# START OF PROVIDED DATA

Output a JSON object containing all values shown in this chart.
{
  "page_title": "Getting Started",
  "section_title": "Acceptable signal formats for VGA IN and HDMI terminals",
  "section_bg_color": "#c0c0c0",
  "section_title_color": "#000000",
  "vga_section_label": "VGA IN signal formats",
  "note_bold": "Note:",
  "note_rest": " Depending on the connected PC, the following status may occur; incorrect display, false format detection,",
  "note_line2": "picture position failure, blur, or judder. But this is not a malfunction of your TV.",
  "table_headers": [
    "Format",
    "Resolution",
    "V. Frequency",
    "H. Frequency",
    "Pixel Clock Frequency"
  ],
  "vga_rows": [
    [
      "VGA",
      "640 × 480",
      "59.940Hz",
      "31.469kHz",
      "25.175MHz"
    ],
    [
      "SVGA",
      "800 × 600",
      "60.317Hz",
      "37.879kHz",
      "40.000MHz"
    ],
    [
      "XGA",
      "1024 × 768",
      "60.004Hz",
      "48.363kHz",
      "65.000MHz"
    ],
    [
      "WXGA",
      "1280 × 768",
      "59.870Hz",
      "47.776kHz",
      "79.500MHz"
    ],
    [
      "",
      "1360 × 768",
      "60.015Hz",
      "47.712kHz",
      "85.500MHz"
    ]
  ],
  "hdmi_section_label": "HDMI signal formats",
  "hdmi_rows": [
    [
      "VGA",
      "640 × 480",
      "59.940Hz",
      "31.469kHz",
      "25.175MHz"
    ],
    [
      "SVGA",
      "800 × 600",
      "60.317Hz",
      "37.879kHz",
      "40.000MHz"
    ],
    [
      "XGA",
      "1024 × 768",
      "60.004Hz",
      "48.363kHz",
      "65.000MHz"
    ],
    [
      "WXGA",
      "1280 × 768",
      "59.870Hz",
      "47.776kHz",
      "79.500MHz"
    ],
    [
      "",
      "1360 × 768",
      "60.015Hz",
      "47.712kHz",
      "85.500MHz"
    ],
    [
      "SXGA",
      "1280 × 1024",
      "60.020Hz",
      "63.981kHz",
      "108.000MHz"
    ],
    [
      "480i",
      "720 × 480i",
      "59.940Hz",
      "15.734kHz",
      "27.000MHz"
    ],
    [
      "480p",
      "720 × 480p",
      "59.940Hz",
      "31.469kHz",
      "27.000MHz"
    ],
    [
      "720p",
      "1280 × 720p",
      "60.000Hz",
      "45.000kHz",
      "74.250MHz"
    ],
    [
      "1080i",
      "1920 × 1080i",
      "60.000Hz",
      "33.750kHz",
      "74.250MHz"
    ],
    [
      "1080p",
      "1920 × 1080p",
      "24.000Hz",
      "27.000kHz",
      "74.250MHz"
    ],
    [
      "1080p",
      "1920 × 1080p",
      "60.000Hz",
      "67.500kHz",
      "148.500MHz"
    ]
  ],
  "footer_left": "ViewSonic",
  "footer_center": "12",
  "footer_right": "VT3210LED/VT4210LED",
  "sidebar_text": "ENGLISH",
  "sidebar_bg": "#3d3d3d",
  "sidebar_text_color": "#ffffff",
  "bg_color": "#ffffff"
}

# END OF PROVIDED DATA

Type out all of the material again, word for word.

Output a JSON object containing all values shown in this chart.
{
  "page_title": "Getting Started",
  "section_title": "Acceptable signal formats for VGA IN and HDMI terminals",
  "section_bg_color": "#c0c0c0",
  "section_title_color": "#000000",
  "vga_section_label": "VGA IN signal formats",
  "note_bold": "Note:",
  "note_rest": " Depending on the connected PC, the following status may occur; incorrect display, false format detection,",
  "note_line2": "picture position failure, blur, or judder. But this is not a malfunction of your TV.",
  "table_headers": [
    "Format",
    "Resolution",
    "V. Frequency",
    "H. Frequency",
    "Pixel Clock Frequency"
  ],
  "vga_rows": [
    [
      "VGA",
      "640 × 480",
      "59.940Hz",
      "31.469kHz",
      "25.175MHz"
    ],
    [
      "SVGA",
      "800 × 600",
      "60.317Hz",
      "37.879kHz",
      "40.000MHz"
    ],
    [
      "XGA",
      "1024 × 768",
      "60.004Hz",
      "48.363kHz",
      "65.000MHz"
    ],
    [
      "WXGA",
      "1280 × 768",
      "59.870Hz",
      "47.776kHz",
      "79.500MHz"
    ],
    [
      "",
      "1360 × 768",
      "60.015Hz",
      "47.712kHz",
      "85.500MHz"
    ]
  ],
  "hdmi_section_label": "HDMI signal formats",
  "hdmi_rows": [
    [
      "VGA",
      "640 × 480",
      "59.940Hz",
      "31.469kHz",
      "25.175MHz"
    ],
    [
      "SVGA",
      "800 × 600",
      "60.317Hz",
      "37.879kHz",
      "40.000MHz"
    ],
    [
      "XGA",
      "1024 × 768",
      "60.004Hz",
      "48.363kHz",
      "65.000MHz"
    ],
    [
      "WXGA",
      "1280 × 768",
      "59.870Hz",
      "47.776kHz",
      "79.500MHz"
    ],
    [
      "",
      "1360 × 768",
      "60.015Hz",
      "47.712kHz",
      "85.500MHz"
    ],
    [
      "SXGA",
      "1280 × 1024",
      "60.020Hz",
      "63.981kHz",
      "108.000MHz"
    ],
    [
      "480i",
      "720 × 480i",
      "59.940Hz",
      "15.734kHz",
      "27.000MHz"
    ],
    [
      "480p",
      "720 × 480p",
      "59.940Hz",
      "31.469kHz",
      "27.000MHz"
    ],
    [
      "720p",
      "1280 × 720p",
      "60.000Hz",
      "45.000kHz",
      "74.250MHz"
    ],
    [
      "1080i",
      "1920 × 1080i",
      "60.000Hz",
      "33.750kHz",
      "74.250MHz"
    ],
    [
      "1080p",
      "1920 × 1080p",
      "24.000Hz",
      "27.000kHz",
      "74.250MHz"
    ],
    [
      "1080p",
      "1920 × 1080p",
      "60.000Hz",
      "67.500kHz",
      "148.500MHz"
    ]
  ],
  "footer_left": "ViewSonic",
  "footer_center": "12",
  "footer_right": "VT3210LED/VT4210LED",
  "sidebar_text": "ENGLISH",
  "sidebar_bg": "#3d3d3d",
  "sidebar_text_color": "#ffffff",
  "bg_color": "#ffffff"
}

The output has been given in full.